Stored data

# # #

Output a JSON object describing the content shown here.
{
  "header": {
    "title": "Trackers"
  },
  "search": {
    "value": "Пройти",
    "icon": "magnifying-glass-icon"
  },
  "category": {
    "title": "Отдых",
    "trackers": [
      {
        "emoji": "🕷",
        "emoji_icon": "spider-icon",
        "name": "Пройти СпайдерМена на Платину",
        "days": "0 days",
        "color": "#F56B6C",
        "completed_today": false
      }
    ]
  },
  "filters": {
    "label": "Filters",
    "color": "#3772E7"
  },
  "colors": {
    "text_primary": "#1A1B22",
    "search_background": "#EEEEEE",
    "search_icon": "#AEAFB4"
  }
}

# # #

Aim: Copy out each line exactly.

The completed task:
Output a JSON object describing the content shown here.
{
  "header": {
    "title": "Trackers"
  },
  "search": {
    "value": "Пройти",
    "icon": "magnifying-glass-icon"
  },
  "category": {
    "title": "Отдых",
    "trackers": [
      {
        "emoji": "🕷",
        "emoji_icon": "spider-icon",
        "name": "Пройти СпайдерМена на Платину",
        "days": "0 days",
        "color": "#F56B6C",
        "completed_today": false
      }
    ]
  },
  "filters": {
    "label": "Filters",
    "color": "#3772E7"
  },
  "colors": {
    "text_primary": "#1A1B22",
    "search_background": "#EEEEEE",
    "search_icon": "#AEAFB4"
  }
}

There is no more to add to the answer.